[Saved entries]
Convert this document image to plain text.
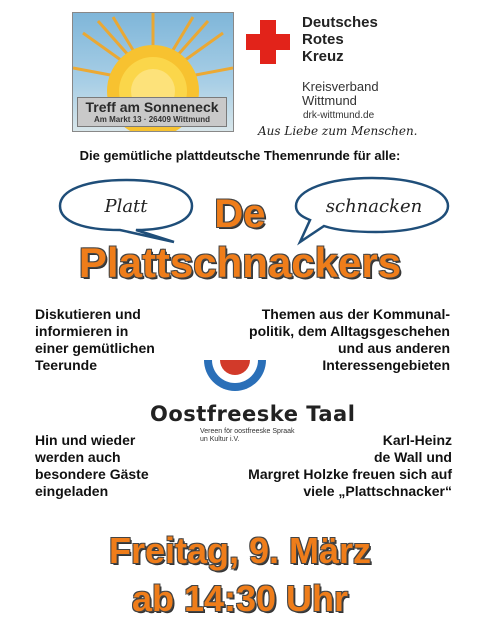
Treff am Sonneneck
Am Markt 13 · 26409 Wittmund
Deutsches
Rotes
Kreuz
Kreisverband
Wittmund
drk-wittmund.de
Aus Liebe zum Menschen.
Die gemütliche plattdeutsche Themenrunde für alle:
Platt	schnacken
De
Plattschnackers
Diskutieren und
informieren in
einer gemütlichen
Teerunde
Themen aus der Kommunal-
politik, dem Alltagsgeschehen
und aus anderen
Interessengebieten
Oostfreeske Taal
Vereen för oostfreeske Spraak
un Kultur i.V.
Hin und wieder
werden auch
besondere Gäste
eingeladen
Karl-Heinz
de Wall und
Margret Holzke freuen sich auf
viele „Plattschnacker“
Freitag, 9. März
ab 14:30 Uhr
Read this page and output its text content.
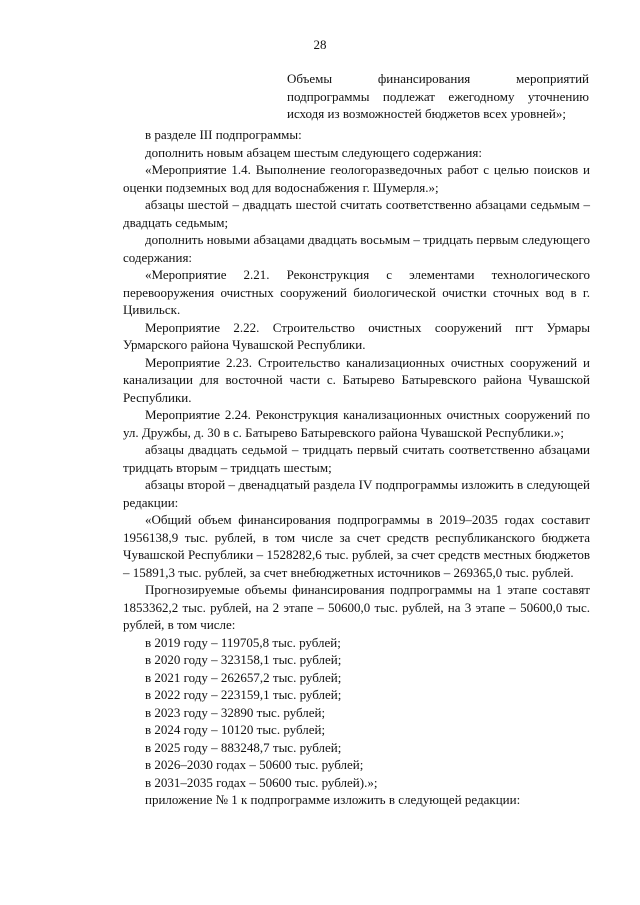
28

Объемы финансирования мероприятий подпрограммы подлежат ежегодному уточнению исходя из возможностей бюджетов всех уровней»;

в разделе III подпрограммы:

дополнить новым абзацем шестым следующего содержания:

«Мероприятие 1.4. Выполнение геологоразведочных работ с целью поисков и оценки подземных вод для водоснабжения г. Шумерля.»;

абзацы шестой – двадцать шестой считать соответственно абзацами седьмым – двадцать седьмым;

дополнить новыми абзацами двадцать восьмым – тридцать первым следующего содержания:

«Мероприятие 2.21. Реконструкция с элементами технологического перевооружения очистных сооружений биологической очистки сточных вод в г. Цивильск.

Мероприятие 2.22. Строительство очистных сооружений пгт Урмары Урмарского района Чувашской Республики.

Мероприятие 2.23. Строительство канализационных очистных сооружений и канализации для восточной части с. Батырево Батыревского района Чувашской Республики.

Мероприятие 2.24. Реконструкция канализационных очистных сооружений по ул. Дружбы, д. 30 в с. Батырево Батыревского района Чувашской Республики.»;

абзацы двадцать седьмой – тридцать первый считать соответственно абзацами тридцать вторым – тридцать шестым;

абзацы второй – двенадцатый раздела IV подпрограммы изложить в следующей редакции:

«Общий объем финансирования подпрограммы в 2019–2035 годах составит 1956138,9 тыс. рублей, в том числе за счет средств республиканского бюджета Чувашской Республики – 1528282,6 тыс. рублей, за счет средств местных бюджетов – 15891,3 тыс. рублей, за счет внебюджетных источников – 269365,0 тыс. рублей.

Прогнозируемые объемы финансирования подпрограммы на 1 этапе составят 1853362,2 тыс. рублей, на 2 этапе – 50600,0 тыс. рублей, на 3 этапе – 50600,0 тыс. рублей, в том числе:

в 2019 году – 119705,8 тыс. рублей;

в 2020 году – 323158,1 тыс. рублей;

в 2021 году – 262657,2 тыс. рублей;

в 2022 году – 223159,1 тыс. рублей;

в 2023 году – 32890 тыс. рублей;

в 2024 году – 10120 тыс. рублей;

в 2025 году – 883248,7 тыс. рублей;

в 2026–2030 годах – 50600 тыс. рублей;

в 2031–2035 годах – 50600 тыс. рублей).»;

приложение № 1 к подпрограмме изложить в следующей редакции:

Exercise brief: The answer is a single number: how many lines include the word "шестым"?

In response: 2